Exercise details: From the blog post on JavaScript Map-Reduce jobs in Hadoop, copy word for word the passage that starts with "After playing with" and runs through "existing Map-Reduce capability.".

======== Page extract ========

Friday, June 24, 2011

JavaScript Map-Reduce Jobs in Hadoop using Mozilla Rhino

If you read my blog, you know that I am a huge fan of scripting, especially in areas of enterprise architecture that don’t classically see that kind of dynamism in their component logic.  One application of a script engine that recently piqued my interest was writing Map-Reduce jobs in JavaScript within Hadoop.
After playing with technologies like Pig and Hive, I realized that these frameworks don’t exist so much to provide a SQL-like interface to Hadoop, but rather to allow analysts and developers to quickly explore their datasets without needing to compile an implementation in Java.  During my Cloudera Developer training, I noticed that the biggest barrier of entry into the Hadoop ecosystem was a solid Java background.  Many of the students had C++ or .NET backgrounds.  More importantly, I personally found it tedious to write and compile a Hadoop job every time I wanted to create some variation of an existing Map-Reduce capability.

======== Data rows ========

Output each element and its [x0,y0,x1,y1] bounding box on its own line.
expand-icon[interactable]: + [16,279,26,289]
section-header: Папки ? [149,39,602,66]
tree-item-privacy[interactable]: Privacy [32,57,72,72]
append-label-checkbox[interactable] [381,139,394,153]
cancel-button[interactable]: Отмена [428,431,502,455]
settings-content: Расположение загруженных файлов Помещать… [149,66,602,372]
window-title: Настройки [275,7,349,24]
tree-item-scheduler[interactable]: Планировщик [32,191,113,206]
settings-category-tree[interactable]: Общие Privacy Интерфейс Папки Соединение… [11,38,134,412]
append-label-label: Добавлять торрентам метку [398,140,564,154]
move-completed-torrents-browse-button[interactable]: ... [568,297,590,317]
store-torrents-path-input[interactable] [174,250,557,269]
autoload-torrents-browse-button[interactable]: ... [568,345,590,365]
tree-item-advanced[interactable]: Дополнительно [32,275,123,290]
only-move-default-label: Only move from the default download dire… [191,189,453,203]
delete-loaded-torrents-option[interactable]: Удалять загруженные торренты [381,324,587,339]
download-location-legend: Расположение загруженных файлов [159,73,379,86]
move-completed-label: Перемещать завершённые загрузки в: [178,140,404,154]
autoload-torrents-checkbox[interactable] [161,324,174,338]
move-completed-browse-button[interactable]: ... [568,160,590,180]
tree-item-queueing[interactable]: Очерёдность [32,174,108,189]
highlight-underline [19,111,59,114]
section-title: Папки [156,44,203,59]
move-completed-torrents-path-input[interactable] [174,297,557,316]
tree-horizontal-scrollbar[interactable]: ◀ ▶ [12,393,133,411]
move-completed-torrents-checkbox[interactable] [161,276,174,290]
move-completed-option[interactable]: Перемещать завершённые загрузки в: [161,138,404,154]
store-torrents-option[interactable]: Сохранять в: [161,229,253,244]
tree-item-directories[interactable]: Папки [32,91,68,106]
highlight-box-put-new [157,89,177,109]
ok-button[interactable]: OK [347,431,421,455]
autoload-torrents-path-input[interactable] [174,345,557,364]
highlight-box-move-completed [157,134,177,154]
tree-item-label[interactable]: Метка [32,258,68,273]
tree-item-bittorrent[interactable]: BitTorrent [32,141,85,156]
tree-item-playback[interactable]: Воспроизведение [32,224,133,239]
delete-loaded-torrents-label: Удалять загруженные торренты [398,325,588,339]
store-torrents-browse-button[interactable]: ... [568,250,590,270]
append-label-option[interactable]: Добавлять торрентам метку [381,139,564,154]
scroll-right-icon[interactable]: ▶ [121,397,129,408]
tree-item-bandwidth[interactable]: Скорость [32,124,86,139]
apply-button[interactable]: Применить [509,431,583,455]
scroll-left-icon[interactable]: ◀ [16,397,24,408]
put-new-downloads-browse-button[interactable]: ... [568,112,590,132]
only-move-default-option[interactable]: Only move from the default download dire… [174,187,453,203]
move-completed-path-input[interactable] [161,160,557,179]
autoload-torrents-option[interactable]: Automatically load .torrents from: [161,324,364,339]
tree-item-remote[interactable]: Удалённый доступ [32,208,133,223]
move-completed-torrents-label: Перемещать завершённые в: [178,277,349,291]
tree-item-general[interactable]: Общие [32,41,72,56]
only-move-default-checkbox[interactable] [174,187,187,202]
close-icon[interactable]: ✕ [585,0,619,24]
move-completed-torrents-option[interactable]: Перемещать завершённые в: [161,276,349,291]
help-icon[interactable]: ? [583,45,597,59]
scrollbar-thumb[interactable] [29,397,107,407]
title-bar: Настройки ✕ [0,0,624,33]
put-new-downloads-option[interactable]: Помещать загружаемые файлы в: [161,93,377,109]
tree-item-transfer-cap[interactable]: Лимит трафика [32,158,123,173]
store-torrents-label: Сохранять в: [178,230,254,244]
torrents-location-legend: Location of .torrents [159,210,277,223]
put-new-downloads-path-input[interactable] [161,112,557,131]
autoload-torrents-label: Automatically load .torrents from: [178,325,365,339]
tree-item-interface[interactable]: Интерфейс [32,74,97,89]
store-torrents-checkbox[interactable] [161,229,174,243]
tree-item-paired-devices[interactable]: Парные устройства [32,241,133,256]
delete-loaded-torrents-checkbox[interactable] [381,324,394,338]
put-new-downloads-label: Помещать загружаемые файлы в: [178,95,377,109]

========

The solution:
After playing with technologies like Pig and Hive, I realized that these frameworks don’t exist so much to provide a SQL-like interface to Hadoop, but rather to allow analysts and developers to quickly explore their datasets without needing to compile an implementation in Java.  During my Cloudera Developer training, I noticed that the biggest barrier of entry into the Hadoop ecosystem was a solid Java background.  Many of the students had C++ or .NET backgrounds.  More importantly, I personally found it tedious to write and compile a Hadoop job every time I wanted to create some variation of an existing Map-Reduce capability.